__Provided data__
>> Begin

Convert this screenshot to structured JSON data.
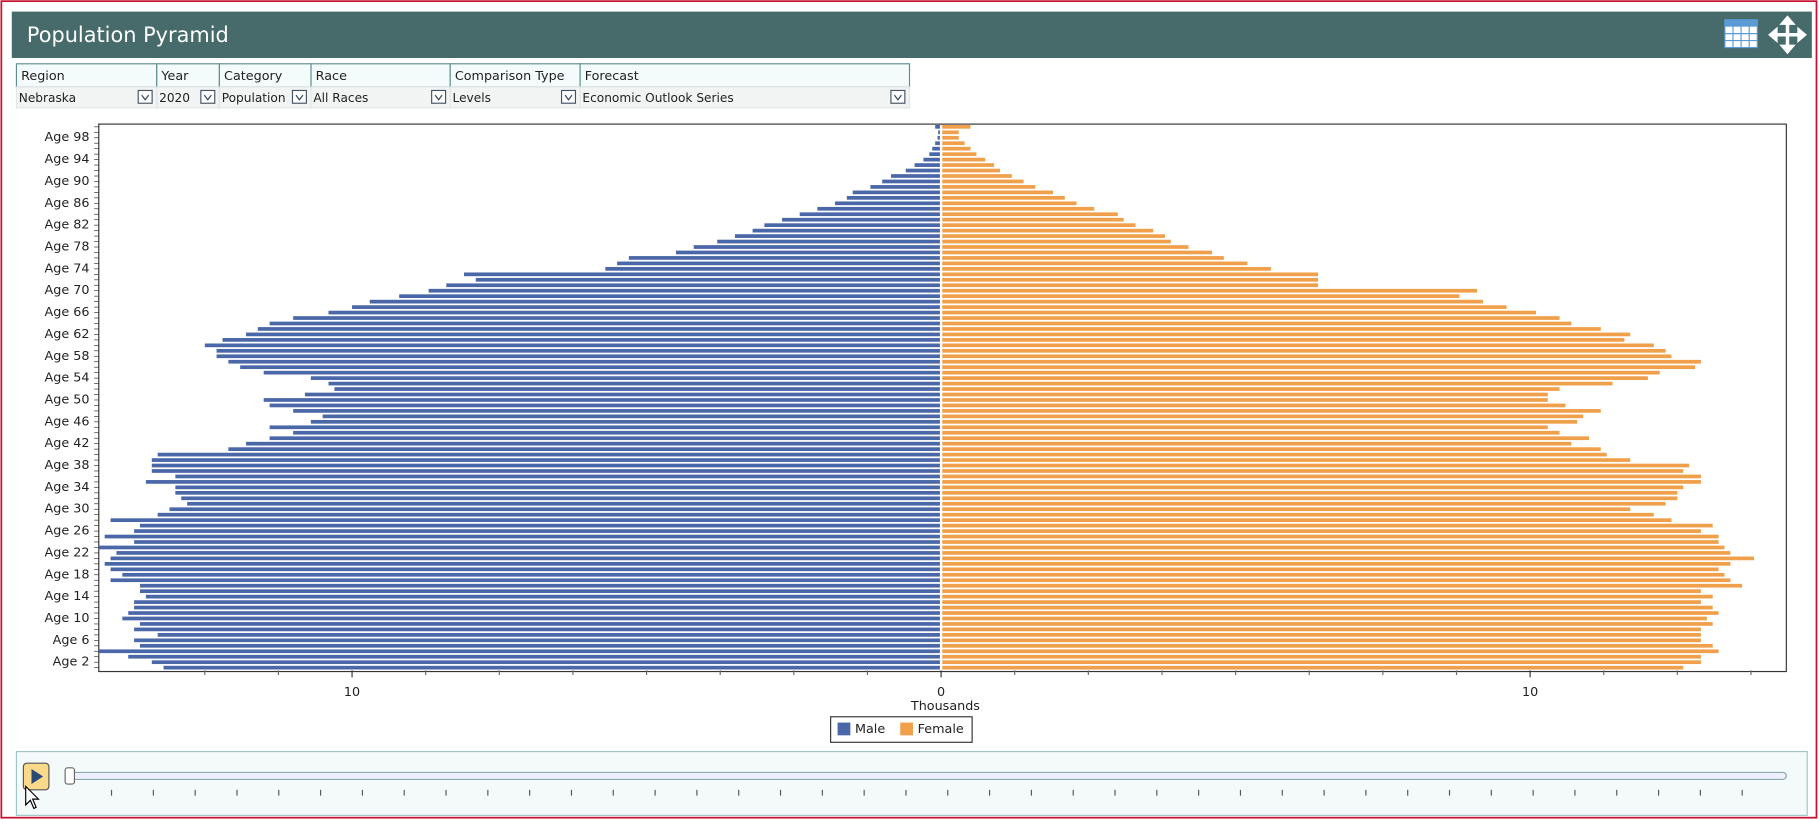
{
  "header": {
    "title": "Population Pyramid"
  },
  "filters": {
    "headers": [
      "Region",
      "Year",
      "Category",
      "Race",
      "Comparison Type",
      "Forecast"
    ],
    "values": [
      "Nebraska",
      "2020",
      "Population",
      "All Races",
      "Levels",
      "Economic Outlook Series"
    ]
  },
  "chart_data": {
    "type": "pyramid",
    "x_label": "Thousands",
    "categories": [
      null,
      "Age 2",
      null,
      null,
      null,
      "Age 6",
      null,
      null,
      null,
      "Age 10",
      null,
      null,
      null,
      "Age 14",
      null,
      null,
      null,
      "Age 18",
      null,
      null,
      null,
      "Age 22",
      null,
      null,
      null,
      "Age 26",
      null,
      null,
      null,
      "Age 30",
      null,
      null,
      null,
      "Age 34",
      null,
      null,
      null,
      "Age 38",
      null,
      null,
      null,
      "Age 42",
      null,
      null,
      null,
      "Age 46",
      null,
      null,
      null,
      "Age 50",
      null,
      null,
      null,
      "Age 54",
      null,
      null,
      null,
      "Age 58",
      null,
      null,
      null,
      "Age 62",
      null,
      null,
      null,
      "Age 66",
      null,
      null,
      null,
      "Age 70",
      null,
      null,
      null,
      "Age 74",
      null,
      null,
      null,
      "Age 78",
      null,
      null,
      null,
      "Age 82",
      null,
      null,
      null,
      "Age 86",
      null,
      null,
      null,
      "Age 90",
      null,
      null,
      null,
      "Age 94",
      null,
      null,
      null,
      "Age 98",
      null,
      null
    ],
    "series": [
      {
        "name": "Male",
        "color": "#4a67a8",
        "side": "left",
        "values": [
          13.2,
          13.4,
          13.8,
          14.3,
          13.6,
          13.7,
          13.3,
          13.7,
          13.6,
          13.9,
          13.8,
          13.7,
          13.7,
          13.5,
          13.6,
          13.6,
          14.1,
          13.9,
          14.1,
          14.2,
          14.1,
          14.0,
          14.3,
          13.7,
          14.2,
          13.7,
          13.6,
          14.1,
          13.3,
          13.1,
          12.8,
          12.9,
          13.0,
          13.0,
          13.5,
          13.0,
          13.4,
          13.4,
          13.4,
          13.3,
          12.1,
          11.8,
          11.4,
          11.0,
          11.4,
          10.7,
          10.5,
          11.0,
          11.4,
          11.5,
          10.8,
          10.3,
          10.4,
          10.7,
          11.5,
          11.9,
          12.1,
          12.3,
          12.3,
          12.5,
          12.2,
          11.8,
          11.6,
          11.4,
          11.0,
          10.4,
          10.0,
          9.7,
          9.2,
          8.7,
          8.4,
          7.9,
          8.1,
          5.7,
          5.5,
          5.3,
          4.5,
          4.2,
          3.8,
          3.5,
          3.2,
          3.0,
          2.7,
          2.4,
          2.1,
          1.8,
          1.6,
          1.5,
          1.2,
          1.0,
          0.85,
          0.6,
          0.45,
          0.3,
          0.2,
          0.15,
          0.1,
          0.06,
          0.05,
          0.1
        ]
      },
      {
        "name": "Female",
        "color": "#f0a04b",
        "side": "right",
        "values": [
          12.6,
          12.9,
          12.9,
          13.2,
          13.1,
          12.9,
          12.9,
          12.9,
          13.1,
          13.0,
          13.2,
          13.1,
          12.9,
          13.1,
          12.9,
          13.6,
          13.4,
          13.3,
          13.2,
          13.4,
          13.8,
          13.4,
          13.3,
          13.2,
          13.2,
          12.9,
          13.1,
          12.4,
          12.1,
          11.7,
          12.3,
          12.5,
          12.5,
          12.6,
          12.9,
          12.9,
          12.6,
          12.7,
          11.7,
          11.3,
          11.2,
          10.7,
          11.0,
          10.5,
          10.3,
          10.8,
          10.9,
          11.2,
          10.6,
          10.3,
          10.3,
          10.5,
          11.4,
          12.0,
          12.2,
          12.8,
          12.9,
          12.4,
          12.3,
          12.1,
          11.6,
          11.7,
          11.2,
          10.7,
          10.5,
          10.1,
          9.6,
          9.2,
          8.8,
          9.1,
          6.4,
          6.4,
          6.4,
          5.6,
          5.2,
          4.8,
          4.6,
          4.2,
          3.9,
          3.8,
          3.6,
          3.3,
          3.1,
          3.0,
          2.6,
          2.3,
          2.1,
          1.9,
          1.6,
          1.4,
          1.2,
          1.0,
          0.9,
          0.75,
          0.6,
          0.5,
          0.4,
          0.3,
          0.3,
          0.5
        ]
      }
    ],
    "xlim": [
      -14.3,
      14.35
    ],
    "xticks": [
      {
        "value": -10,
        "label": "10"
      },
      0,
      10
    ],
    "xminorticks": [
      -12.5,
      -11.25,
      -8.75,
      -7.5,
      -6.25,
      -5,
      -3.75,
      -2.5,
      -1.25,
      1.25,
      2.5,
      3.75,
      5,
      6.25,
      7.5,
      8.75,
      11.25,
      12.5,
      13.75
    ],
    "legend": "bottom"
  }
}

>> End

__Problem description__
Reproduce the listing exactly. Leave its pictures out.

__Written solution__
Convert this screenshot to structured JSON data.
{
  "header": {
    "title": "Population Pyramid"
  },
  "filters": {
    "headers": [
      "Region",
      "Year",
      "Category",
      "Race",
      "Comparison Type",
      "Forecast"
    ],
    "values": [
      "Nebraska",
      "2020",
      "Population",
      "All Races",
      "Levels",
      "Economic Outlook Series"
    ]
  },
  "chart_data": {
    "type": "pyramid",
    "x_label": "Thousands",
    "categories": [
      null,
      "Age 2",
      null,
      null,
      null,
      "Age 6",
      null,
      null,
      null,
      "Age 10",
      null,
      null,
      null,
      "Age 14",
      null,
      null,
      null,
      "Age 18",
      null,
      null,
      null,
      "Age 22",
      null,
      null,
      null,
      "Age 26",
      null,
      null,
      null,
      "Age 30",
      null,
      null,
      null,
      "Age 34",
      null,
      null,
      null,
      "Age 38",
      null,
      null,
      null,
      "Age 42",
      null,
      null,
      null,
      "Age 46",
      null,
      null,
      null,
      "Age 50",
      null,
      null,
      null,
      "Age 54",
      null,
      null,
      null,
      "Age 58",
      null,
      null,
      null,
      "Age 62",
      null,
      null,
      null,
      "Age 66",
      null,
      null,
      null,
      "Age 70",
      null,
      null,
      null,
      "Age 74",
      null,
      null,
      null,
      "Age 78",
      null,
      null,
      null,
      "Age 82",
      null,
      null,
      null,
      "Age 86",
      null,
      null,
      null,
      "Age 90",
      null,
      null,
      null,
      "Age 94",
      null,
      null,
      null,
      "Age 98",
      null,
      null
    ],
    "series": [
      {
        "name": "Male",
        "color": "#4a67a8",
        "side": "left",
        "values": [
          13.2,
          13.4,
          13.8,
          14.3,
          13.6,
          13.7,
          13.3,
          13.7,
          13.6,
          13.9,
          13.8,
          13.7,
          13.7,
          13.5,
          13.6,
          13.6,
          14.1,
          13.9,
          14.1,
          14.2,
          14.1,
          14.0,
          14.3,
          13.7,
          14.2,
          13.7,
          13.6,
          14.1,
          13.3,
          13.1,
          12.8,
          12.9,
          13.0,
          13.0,
          13.5,
          13.0,
          13.4,
          13.4,
          13.4,
          13.3,
          12.1,
          11.8,
          11.4,
          11.0,
          11.4,
          10.7,
          10.5,
          11.0,
          11.4,
          11.5,
          10.8,
          10.3,
          10.4,
          10.7,
          11.5,
          11.9,
          12.1,
          12.3,
          12.3,
          12.5,
          12.2,
          11.8,
          11.6,
          11.4,
          11.0,
          10.4,
          10.0,
          9.7,
          9.2,
          8.7,
          8.4,
          7.9,
          8.1,
          5.7,
          5.5,
          5.3,
          4.5,
          4.2,
          3.8,
          3.5,
          3.2,
          3.0,
          2.7,
          2.4,
          2.1,
          1.8,
          1.6,
          1.5,
          1.2,
          1.0,
          0.85,
          0.6,
          0.45,
          0.3,
          0.2,
          0.15,
          0.1,
          0.06,
          0.05,
          0.1
        ]
      },
      {
        "name": "Female",
        "color": "#f0a04b",
        "side": "right",
        "values": [
          12.6,
          12.9,
          12.9,
          13.2,
          13.1,
          12.9,
          12.9,
          12.9,
          13.1,
          13.0,
          13.2,
          13.1,
          12.9,
          13.1,
          12.9,
          13.6,
          13.4,
          13.3,
          13.2,
          13.4,
          13.8,
          13.4,
          13.3,
          13.2,
          13.2,
          12.9,
          13.1,
          12.4,
          12.1,
          11.7,
          12.3,
          12.5,
          12.5,
          12.6,
          12.9,
          12.9,
          12.6,
          12.7,
          11.7,
          11.3,
          11.2,
          10.7,
          11.0,
          10.5,
          10.3,
          10.8,
          10.9,
          11.2,
          10.6,
          10.3,
          10.3,
          10.5,
          11.4,
          12.0,
          12.2,
          12.8,
          12.9,
          12.4,
          12.3,
          12.1,
          11.6,
          11.7,
          11.2,
          10.7,
          10.5,
          10.1,
          9.6,
          9.2,
          8.8,
          9.1,
          6.4,
          6.4,
          6.4,
          5.6,
          5.2,
          4.8,
          4.6,
          4.2,
          3.9,
          3.8,
          3.6,
          3.3,
          3.1,
          3.0,
          2.6,
          2.3,
          2.1,
          1.9,
          1.6,
          1.4,
          1.2,
          1.0,
          0.9,
          0.75,
          0.6,
          0.5,
          0.4,
          0.3,
          0.3,
          0.5
        ]
      }
    ],
    "xlim": [
      -14.3,
      14.35
    ],
    "xticks": [
      {
        "value": -10,
        "label": "10"
      },
      0,
      10
    ],
    "xminorticks": [
      -12.5,
      -11.25,
      -8.75,
      -7.5,
      -6.25,
      -5,
      -3.75,
      -2.5,
      -1.25,
      1.25,
      2.5,
      3.75,
      5,
      6.25,
      7.5,
      8.75,
      11.25,
      12.5,
      13.75
    ],
    "legend": "bottom"
  }
}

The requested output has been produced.